TASK BRIEF »
Look through the data below and work out how many lines contain the string "with". Give the number alone.

INFORMATION SUPPLIED »
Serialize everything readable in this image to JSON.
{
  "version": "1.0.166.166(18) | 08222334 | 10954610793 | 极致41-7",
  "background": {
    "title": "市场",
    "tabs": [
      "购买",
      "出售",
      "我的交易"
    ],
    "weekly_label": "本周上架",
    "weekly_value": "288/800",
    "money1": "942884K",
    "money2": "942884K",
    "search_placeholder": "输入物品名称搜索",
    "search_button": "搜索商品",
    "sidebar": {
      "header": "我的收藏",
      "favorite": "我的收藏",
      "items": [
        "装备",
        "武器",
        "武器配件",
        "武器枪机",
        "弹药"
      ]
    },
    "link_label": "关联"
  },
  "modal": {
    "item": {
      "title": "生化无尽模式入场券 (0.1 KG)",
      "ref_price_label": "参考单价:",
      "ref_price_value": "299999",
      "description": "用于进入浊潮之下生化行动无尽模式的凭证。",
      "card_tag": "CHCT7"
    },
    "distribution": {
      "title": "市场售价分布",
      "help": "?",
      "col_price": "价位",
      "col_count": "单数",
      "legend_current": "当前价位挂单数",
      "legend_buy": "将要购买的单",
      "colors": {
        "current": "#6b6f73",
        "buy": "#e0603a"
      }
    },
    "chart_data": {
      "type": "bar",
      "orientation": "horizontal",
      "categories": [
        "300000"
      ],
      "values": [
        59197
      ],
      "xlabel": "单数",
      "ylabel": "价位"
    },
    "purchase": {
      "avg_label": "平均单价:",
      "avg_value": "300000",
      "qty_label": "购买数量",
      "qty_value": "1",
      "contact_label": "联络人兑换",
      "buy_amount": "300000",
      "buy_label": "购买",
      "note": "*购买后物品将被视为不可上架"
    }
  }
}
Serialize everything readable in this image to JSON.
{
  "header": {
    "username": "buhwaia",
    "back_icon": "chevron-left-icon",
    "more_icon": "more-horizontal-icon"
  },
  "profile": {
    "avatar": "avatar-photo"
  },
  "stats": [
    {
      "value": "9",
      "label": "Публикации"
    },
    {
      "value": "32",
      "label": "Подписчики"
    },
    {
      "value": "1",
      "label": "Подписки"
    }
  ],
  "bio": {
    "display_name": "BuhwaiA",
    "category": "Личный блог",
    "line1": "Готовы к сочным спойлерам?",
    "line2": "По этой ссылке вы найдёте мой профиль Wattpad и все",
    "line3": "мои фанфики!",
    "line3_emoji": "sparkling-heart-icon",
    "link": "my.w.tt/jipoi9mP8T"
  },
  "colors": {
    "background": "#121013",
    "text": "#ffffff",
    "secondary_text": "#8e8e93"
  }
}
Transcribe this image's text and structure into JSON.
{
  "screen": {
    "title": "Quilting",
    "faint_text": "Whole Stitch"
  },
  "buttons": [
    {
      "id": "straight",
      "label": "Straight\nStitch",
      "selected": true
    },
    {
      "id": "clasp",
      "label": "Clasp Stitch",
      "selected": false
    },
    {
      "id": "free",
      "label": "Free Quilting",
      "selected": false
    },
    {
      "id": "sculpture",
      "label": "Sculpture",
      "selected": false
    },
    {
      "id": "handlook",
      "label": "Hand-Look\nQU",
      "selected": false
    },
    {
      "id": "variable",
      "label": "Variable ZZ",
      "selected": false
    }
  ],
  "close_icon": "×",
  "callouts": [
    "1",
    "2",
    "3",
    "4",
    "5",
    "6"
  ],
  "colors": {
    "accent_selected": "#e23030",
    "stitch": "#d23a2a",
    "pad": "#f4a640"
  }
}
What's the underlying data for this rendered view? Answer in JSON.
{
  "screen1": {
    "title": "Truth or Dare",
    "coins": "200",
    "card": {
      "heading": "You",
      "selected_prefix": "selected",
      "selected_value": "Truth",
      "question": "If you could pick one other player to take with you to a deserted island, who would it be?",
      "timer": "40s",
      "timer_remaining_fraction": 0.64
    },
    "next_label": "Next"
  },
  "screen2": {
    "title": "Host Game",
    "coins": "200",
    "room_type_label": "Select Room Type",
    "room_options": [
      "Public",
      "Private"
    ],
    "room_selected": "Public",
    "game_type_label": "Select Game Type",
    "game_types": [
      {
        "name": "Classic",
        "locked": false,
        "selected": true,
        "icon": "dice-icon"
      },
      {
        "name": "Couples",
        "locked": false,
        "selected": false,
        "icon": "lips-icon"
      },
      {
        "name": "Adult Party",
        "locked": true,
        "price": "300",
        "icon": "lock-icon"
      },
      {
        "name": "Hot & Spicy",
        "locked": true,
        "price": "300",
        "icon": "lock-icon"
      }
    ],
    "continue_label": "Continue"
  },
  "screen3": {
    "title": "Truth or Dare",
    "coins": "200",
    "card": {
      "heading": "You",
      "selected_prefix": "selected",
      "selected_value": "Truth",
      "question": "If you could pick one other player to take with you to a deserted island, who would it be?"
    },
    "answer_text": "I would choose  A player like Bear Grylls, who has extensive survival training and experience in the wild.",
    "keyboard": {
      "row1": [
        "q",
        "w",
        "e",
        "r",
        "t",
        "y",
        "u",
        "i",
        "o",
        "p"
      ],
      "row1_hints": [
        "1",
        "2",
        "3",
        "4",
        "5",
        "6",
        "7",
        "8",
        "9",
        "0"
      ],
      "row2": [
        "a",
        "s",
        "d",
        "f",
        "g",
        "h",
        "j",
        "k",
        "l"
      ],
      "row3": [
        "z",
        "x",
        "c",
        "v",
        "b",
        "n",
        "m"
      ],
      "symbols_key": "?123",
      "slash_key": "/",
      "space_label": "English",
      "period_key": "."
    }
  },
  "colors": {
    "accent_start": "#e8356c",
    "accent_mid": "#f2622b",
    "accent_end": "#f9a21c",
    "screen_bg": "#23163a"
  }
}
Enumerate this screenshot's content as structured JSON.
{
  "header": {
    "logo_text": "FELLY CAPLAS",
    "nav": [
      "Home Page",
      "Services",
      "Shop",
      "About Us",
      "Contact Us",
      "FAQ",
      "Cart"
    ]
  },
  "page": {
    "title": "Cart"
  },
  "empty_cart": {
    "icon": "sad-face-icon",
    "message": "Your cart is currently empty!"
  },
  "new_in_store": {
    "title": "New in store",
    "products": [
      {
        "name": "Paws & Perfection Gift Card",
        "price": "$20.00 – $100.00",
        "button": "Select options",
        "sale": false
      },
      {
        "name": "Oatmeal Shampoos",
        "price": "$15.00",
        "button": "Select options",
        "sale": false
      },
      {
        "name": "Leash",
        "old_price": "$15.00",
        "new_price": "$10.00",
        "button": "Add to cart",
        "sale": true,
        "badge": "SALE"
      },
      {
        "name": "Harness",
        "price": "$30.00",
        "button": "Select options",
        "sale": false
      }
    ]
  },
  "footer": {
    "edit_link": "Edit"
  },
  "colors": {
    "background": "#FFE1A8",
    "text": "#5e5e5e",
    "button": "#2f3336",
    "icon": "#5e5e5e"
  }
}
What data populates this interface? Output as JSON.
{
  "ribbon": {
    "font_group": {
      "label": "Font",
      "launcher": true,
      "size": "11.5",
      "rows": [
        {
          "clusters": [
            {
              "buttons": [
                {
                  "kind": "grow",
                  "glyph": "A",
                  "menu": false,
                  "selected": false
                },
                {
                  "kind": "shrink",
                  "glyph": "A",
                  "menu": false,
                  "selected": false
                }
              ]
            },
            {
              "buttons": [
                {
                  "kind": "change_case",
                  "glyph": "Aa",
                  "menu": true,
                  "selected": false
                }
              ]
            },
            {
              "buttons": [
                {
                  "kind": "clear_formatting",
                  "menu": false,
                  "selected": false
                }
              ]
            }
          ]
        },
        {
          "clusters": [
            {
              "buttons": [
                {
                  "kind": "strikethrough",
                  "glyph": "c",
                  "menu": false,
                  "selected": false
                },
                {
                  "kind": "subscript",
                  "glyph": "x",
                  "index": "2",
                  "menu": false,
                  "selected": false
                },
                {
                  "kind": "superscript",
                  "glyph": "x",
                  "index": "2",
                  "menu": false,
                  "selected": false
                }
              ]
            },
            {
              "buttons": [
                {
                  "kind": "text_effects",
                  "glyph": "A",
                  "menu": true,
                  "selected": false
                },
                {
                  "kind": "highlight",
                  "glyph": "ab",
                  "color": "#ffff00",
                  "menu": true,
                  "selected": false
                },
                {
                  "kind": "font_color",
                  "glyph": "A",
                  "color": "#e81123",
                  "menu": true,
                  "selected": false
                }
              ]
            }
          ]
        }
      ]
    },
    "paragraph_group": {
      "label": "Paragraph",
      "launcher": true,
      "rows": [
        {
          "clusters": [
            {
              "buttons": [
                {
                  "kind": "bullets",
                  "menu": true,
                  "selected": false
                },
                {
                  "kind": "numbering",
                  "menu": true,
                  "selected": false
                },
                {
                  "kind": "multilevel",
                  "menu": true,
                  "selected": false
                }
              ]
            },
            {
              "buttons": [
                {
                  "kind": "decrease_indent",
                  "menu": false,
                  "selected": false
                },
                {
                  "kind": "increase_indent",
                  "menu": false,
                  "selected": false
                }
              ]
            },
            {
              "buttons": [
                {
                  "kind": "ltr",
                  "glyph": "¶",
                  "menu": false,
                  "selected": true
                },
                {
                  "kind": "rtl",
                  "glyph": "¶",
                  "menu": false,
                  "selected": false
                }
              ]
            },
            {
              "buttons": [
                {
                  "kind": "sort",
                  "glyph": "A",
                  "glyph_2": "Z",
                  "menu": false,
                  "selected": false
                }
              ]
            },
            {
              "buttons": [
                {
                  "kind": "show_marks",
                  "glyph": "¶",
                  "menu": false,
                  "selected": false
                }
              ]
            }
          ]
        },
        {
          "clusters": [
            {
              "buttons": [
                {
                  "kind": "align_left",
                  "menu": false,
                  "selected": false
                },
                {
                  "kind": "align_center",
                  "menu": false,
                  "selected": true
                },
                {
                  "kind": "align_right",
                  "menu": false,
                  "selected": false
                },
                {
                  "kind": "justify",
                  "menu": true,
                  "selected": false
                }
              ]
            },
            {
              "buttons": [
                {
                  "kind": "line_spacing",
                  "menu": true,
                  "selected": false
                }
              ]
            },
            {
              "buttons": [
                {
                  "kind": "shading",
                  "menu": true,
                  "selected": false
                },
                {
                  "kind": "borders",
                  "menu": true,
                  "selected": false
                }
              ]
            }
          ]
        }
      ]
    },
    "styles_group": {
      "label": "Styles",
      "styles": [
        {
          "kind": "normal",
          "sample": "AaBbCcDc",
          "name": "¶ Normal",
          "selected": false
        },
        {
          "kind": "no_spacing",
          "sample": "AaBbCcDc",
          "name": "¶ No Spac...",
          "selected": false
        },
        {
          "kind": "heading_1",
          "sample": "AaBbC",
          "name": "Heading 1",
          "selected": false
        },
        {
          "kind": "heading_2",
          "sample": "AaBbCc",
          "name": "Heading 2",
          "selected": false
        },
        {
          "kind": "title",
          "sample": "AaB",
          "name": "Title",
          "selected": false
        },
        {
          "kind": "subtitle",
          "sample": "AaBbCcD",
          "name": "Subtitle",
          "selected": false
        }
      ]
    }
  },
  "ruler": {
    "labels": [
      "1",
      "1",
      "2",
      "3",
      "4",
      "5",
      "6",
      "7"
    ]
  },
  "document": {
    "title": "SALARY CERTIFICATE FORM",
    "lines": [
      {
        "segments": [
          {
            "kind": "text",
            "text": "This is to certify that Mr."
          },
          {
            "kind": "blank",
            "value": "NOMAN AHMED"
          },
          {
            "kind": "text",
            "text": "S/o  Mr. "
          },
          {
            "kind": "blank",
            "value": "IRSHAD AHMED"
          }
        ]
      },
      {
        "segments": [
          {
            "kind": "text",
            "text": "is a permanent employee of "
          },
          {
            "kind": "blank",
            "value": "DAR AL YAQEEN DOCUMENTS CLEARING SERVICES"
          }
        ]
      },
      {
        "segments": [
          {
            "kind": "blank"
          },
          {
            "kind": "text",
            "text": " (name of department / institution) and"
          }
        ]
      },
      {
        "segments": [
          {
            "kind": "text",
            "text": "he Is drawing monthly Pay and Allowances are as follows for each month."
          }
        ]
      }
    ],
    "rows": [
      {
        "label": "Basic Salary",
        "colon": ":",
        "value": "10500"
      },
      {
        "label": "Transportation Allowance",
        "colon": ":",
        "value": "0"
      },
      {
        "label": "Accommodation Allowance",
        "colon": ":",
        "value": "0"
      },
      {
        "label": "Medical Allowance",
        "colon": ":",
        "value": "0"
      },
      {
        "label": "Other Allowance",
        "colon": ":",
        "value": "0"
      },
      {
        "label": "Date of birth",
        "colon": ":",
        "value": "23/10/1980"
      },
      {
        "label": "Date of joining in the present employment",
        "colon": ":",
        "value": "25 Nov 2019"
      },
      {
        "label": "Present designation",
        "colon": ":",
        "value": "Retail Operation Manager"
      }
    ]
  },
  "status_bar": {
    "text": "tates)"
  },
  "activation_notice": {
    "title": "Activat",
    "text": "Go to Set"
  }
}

SOLUTION FOR THIS TASK »
2